### What is needed
Transcribe each line exactly.

### Supplied entries
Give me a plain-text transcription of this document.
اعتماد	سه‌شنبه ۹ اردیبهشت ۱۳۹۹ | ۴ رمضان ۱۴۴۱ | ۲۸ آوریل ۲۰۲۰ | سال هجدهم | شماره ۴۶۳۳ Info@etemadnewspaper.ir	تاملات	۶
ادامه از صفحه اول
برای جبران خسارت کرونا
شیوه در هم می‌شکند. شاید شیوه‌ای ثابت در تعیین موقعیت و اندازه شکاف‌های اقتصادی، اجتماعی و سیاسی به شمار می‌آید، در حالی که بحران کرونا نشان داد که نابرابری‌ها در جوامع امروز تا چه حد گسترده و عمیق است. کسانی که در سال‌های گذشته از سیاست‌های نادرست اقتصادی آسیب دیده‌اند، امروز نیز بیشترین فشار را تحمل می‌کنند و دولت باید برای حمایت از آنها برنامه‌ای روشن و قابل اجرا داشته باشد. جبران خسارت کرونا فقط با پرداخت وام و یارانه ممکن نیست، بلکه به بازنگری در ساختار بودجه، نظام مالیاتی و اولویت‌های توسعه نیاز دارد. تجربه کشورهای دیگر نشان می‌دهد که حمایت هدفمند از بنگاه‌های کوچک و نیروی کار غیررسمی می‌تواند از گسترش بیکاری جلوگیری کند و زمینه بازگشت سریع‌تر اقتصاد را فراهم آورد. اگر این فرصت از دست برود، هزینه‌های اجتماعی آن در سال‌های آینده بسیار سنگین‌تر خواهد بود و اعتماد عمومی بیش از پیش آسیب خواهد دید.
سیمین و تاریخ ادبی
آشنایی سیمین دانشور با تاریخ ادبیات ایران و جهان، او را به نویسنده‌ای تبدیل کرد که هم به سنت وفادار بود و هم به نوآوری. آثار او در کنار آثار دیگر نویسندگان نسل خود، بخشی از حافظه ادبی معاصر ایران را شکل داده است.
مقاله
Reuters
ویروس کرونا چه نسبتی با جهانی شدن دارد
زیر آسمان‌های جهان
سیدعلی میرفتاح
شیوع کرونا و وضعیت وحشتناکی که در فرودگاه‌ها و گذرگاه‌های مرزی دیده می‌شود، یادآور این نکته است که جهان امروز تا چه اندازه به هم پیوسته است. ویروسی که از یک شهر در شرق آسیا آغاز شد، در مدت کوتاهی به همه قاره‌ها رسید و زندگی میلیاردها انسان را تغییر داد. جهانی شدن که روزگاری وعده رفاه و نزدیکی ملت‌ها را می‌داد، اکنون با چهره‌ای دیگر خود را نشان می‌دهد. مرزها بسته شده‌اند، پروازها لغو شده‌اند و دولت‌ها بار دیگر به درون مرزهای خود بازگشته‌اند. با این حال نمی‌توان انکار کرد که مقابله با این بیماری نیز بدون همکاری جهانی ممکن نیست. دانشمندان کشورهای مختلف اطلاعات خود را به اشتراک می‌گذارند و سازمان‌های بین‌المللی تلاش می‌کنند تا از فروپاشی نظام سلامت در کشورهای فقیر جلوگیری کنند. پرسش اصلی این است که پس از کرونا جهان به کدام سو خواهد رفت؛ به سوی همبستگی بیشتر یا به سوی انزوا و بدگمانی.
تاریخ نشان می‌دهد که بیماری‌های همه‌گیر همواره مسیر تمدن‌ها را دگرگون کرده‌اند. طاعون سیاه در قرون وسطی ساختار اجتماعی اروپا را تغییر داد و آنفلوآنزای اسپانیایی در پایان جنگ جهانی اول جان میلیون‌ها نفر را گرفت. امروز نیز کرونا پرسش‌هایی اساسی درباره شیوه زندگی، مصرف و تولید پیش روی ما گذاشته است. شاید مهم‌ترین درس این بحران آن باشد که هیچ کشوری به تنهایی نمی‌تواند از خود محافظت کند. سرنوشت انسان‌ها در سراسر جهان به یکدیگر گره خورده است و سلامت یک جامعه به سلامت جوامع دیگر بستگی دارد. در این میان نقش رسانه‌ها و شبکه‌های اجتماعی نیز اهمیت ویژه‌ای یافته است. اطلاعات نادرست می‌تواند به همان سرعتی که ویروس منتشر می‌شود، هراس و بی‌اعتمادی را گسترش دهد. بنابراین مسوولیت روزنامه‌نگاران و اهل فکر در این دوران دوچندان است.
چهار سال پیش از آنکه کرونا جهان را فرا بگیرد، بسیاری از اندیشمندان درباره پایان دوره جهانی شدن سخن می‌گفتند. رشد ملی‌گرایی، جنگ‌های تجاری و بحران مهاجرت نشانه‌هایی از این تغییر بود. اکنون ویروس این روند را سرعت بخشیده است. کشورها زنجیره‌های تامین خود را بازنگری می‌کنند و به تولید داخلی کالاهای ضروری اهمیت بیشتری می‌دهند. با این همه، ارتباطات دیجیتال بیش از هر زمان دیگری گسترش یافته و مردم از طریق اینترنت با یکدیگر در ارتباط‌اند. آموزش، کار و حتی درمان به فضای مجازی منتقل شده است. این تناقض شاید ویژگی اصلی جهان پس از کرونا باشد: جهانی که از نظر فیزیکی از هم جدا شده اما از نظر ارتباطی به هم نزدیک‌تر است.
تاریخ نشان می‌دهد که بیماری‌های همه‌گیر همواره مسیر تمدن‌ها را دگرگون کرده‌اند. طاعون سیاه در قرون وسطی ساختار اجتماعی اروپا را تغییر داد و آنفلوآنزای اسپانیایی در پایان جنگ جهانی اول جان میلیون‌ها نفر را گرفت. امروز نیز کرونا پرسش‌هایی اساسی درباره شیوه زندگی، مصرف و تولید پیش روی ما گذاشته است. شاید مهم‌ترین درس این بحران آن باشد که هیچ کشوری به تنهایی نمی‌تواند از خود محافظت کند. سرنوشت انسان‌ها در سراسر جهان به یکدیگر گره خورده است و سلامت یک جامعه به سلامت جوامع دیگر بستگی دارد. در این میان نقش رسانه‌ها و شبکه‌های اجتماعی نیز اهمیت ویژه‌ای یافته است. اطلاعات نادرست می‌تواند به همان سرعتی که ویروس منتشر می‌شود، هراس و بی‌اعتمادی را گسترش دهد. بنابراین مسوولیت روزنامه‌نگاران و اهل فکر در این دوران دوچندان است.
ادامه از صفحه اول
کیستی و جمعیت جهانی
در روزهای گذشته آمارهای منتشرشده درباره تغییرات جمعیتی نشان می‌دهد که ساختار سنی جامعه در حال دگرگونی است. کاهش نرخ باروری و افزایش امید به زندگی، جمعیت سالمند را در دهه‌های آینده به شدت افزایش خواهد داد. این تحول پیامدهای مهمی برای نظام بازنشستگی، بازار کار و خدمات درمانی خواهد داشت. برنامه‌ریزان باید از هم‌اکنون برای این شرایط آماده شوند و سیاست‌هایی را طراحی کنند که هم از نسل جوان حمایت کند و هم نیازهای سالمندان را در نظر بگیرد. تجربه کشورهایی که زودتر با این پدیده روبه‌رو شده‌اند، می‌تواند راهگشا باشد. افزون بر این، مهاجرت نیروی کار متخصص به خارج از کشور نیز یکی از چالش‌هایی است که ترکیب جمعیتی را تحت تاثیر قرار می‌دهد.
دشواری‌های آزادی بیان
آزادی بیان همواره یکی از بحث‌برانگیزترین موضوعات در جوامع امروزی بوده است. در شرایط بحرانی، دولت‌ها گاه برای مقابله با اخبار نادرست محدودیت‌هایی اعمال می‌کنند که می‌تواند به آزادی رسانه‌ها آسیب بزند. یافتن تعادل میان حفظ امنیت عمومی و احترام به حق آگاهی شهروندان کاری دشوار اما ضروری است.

### Solution to this problem
Give me a plain-text transcription of this document.
اعتماد	سه‌شنبه ۹ اردیبهشت ۱۳۹۹ | ۴ رمضان ۱۴۴۱ | ۲۸ آوریل ۲۰۲۰ | سال هجدهم | شماره ۴۶۳۳ Info@etemadnewspaper.ir	تاملات	۶
ادامه از صفحه اول
برای جبران خسارت کرونا
شیوه در هم می‌شکند. شاید شیوه‌ای ثابت در تعیین موقعیت و اندازه شکاف‌های اقتصادی، اجتماعی و سیاسی به شمار می‌آید، در حالی که بحران کرونا نشان داد که نابرابری‌ها در جوامع امروز تا چه حد گسترده و عمیق است. کسانی که در سال‌های گذشته از سیاست‌های نادرست اقتصادی آسیب دیده‌اند، امروز نیز بیشترین فشار را تحمل می‌کنند و دولت باید برای حمایت از آنها برنامه‌ای روشن و قابل اجرا داشته باشد. جبران خسارت کرونا فقط با پرداخت وام و یارانه ممکن نیست، بلکه به بازنگری در ساختار بودجه، نظام مالیاتی و اولویت‌های توسعه نیاز دارد. تجربه کشورهای دیگر نشان می‌دهد که حمایت هدفمند از بنگاه‌های کوچک و نیروی کار غیررسمی می‌تواند از گسترش بیکاری جلوگیری کند و زمینه بازگشت سریع‌تر اقتصاد را فراهم آورد. اگر این فرصت از دست برود، هزینه‌های اجتماعی آن در سال‌های آینده بسیار سنگین‌تر خواهد بود و اعتماد عمومی بیش از پیش آسیب خواهد دید.
سیمین و تاریخ ادبی
آشنایی سیمین دانشور با تاریخ ادبیات ایران و جهان، او را به نویسنده‌ای تبدیل کرد که هم به سنت وفادار بود و هم به نوآوری. آثار او در کنار آثار دیگر نویسندگان نسل خود، بخشی از حافظه ادبی معاصر ایران را شکل داده است.
مقاله
Reuters
ویروس کرونا چه نسبتی با جهانی شدن دارد
زیر آسمان‌های جهان
سیدعلی میرفتاح
شیوع کرونا و وضعیت وحشتناکی که در فرودگاه‌ها و گذرگاه‌های مرزی دیده می‌شود، یادآور این نکته است که جهان امروز تا چه اندازه به هم پیوسته است. ویروسی که از یک شهر در شرق آسیا آغاز شد، در مدت کوتاهی به همه قاره‌ها رسید و زندگی میلیاردها انسان را تغییر داد. جهانی شدن که روزگاری وعده رفاه و نزدیکی ملت‌ها را می‌داد، اکنون با چهره‌ای دیگر خود را نشان می‌دهد. مرزها بسته شده‌اند، پروازها لغو شده‌اند و دولت‌ها بار دیگر به درون مرزهای خود بازگشته‌اند. با این حال نمی‌توان انکار کرد که مقابله با این بیماری نیز بدون همکاری جهانی ممکن نیست. دانشمندان کشورهای مختلف اطلاعات خود را به اشتراک می‌گذارند و سازمان‌های بین‌المللی تلاش می‌کنند تا از فروپاشی نظام سلامت در کشورهای فقیر جلوگیری کنند. پرسش اصلی این است که پس از کرونا جهان به کدام سو خواهد رفت؛ به سوی همبستگی بیشتر یا به سوی انزوا و بدگمانی.
تاریخ نشان می‌دهد که بیماری‌های همه‌گیر همواره مسیر تمدن‌ها را دگرگون کرده‌اند. طاعون سیاه در قرون وسطی ساختار اجتماعی اروپا را تغییر داد و آنفلوآنزای اسپانیایی در پایان جنگ جهانی اول جان میلیون‌ها نفر را گرفت. امروز نیز کرونا پرسش‌هایی اساسی درباره شیوه زندگی، مصرف و تولید پیش روی ما گذاشته است. شاید مهم‌ترین درس این بحران آن باشد که هیچ کشوری به تنهایی نمی‌تواند از خود محافظت کند. سرنوشت انسان‌ها در سراسر جهان به یکدیگر گره خورده است و سلامت یک جامعه به سلامت جوامع دیگر بستگی دارد. در این میان نقش رسانه‌ها و شبکه‌های اجتماعی نیز اهمیت ویژه‌ای یافته است. اطلاعات نادرست می‌تواند به همان سرعتی که ویروس منتشر می‌شود، هراس و بی‌اعتمادی را گسترش دهد. بنابراین مسوولیت روزنامه‌نگاران و اهل فکر در این دوران دوچندان است.
چهار سال پیش از آنکه کرونا جهان را فرا بگیرد، بسیاری از اندیشمندان درباره پایان دوره جهانی شدن سخن می‌گفتند. رشد ملی‌گرایی، جنگ‌های تجاری و بحران مهاجرت نشانه‌هایی از این تغییر بود. اکنون ویروس این روند را سرعت بخشیده است. کشورها زنجیره‌های تامین خود را بازنگری می‌کنند و به تولید داخلی کالاهای ضروری اهمیت بیشتری می‌دهند. با این همه، ارتباطات دیجیتال بیش از هر زمان دیگری گسترش یافته و مردم از طریق اینترنت با یکدیگر در ارتباط‌اند. آموزش، کار و حتی درمان به فضای مجازی منتقل شده است. این تناقض شاید ویژگی اصلی جهان پس از کرونا باشد: جهانی که از نظر فیزیکی از هم جدا شده اما از نظر ارتباطی به هم نزدیک‌تر است.
تاریخ نشان می‌دهد که بیماری‌های همه‌گیر همواره مسیر تمدن‌ها را دگرگون کرده‌اند. طاعون سیاه در قرون وسطی ساختار اجتماعی اروپا را تغییر داد و آنفلوآنزای اسپانیایی در پایان جنگ جهانی اول جان میلیون‌ها نفر را گرفت. امروز نیز کرونا پرسش‌هایی اساسی درباره شیوه زندگی، مصرف و تولید پیش روی ما گذاشته است. شاید مهم‌ترین درس این بحران آن باشد که هیچ کشوری به تنهایی نمی‌تواند از خود محافظت کند. سرنوشت انسان‌ها در سراسر جهان به یکدیگر گره خورده است و سلامت یک جامعه به سلامت جوامع دیگر بستگی دارد. در این میان نقش رسانه‌ها و شبکه‌های اجتماعی نیز اهمیت ویژه‌ای یافته است. اطلاعات نادرست می‌تواند به همان سرعتی که ویروس منتشر می‌شود، هراس و بی‌اعتمادی را گسترش دهد. بنابراین مسوولیت روزنامه‌نگاران و اهل فکر در این دوران دوچندان است.
ادامه از صفحه اول
کیستی و جمعیت جهانی
در روزهای گذشته آمارهای منتشرشده درباره تغییرات جمعیتی نشان می‌دهد که ساختار سنی جامعه در حال دگرگونی است. کاهش نرخ باروری و افزایش امید به زندگی، جمعیت سالمند را در دهه‌های آینده به شدت افزایش خواهد داد. این تحول پیامدهای مهمی برای نظام بازنشستگی، بازار کار و خدمات درمانی خواهد داشت. برنامه‌ریزان باید از هم‌اکنون برای این شرایط آماده شوند و سیاست‌هایی را طراحی کنند که هم از نسل جوان حمایت کند و هم نیازهای سالمندان را در نظر بگیرد. تجربه کشورهایی که زودتر با این پدیده روبه‌رو شده‌اند، می‌تواند راهگشا باشد. افزون بر این، مهاجرت نیروی کار متخصص به خارج از کشور نیز یکی از چالش‌هایی است که ترکیب جمعیتی را تحت تاثیر قرار می‌دهد.
دشواری‌های آزادی بیان
آزادی بیان همواره یکی از بحث‌برانگیزترین موضوعات در جوامع امروزی بوده است. در شرایط بحرانی، دولت‌ها گاه برای مقابله با اخبار نادرست محدودیت‌هایی اعمال می‌کنند که می‌تواند به آزادی رسانه‌ها آسیب بزند. یافتن تعادل میان حفظ امنیت عمومی و احترام به حق آگاهی شهروندان کاری دشوار اما ضروری است.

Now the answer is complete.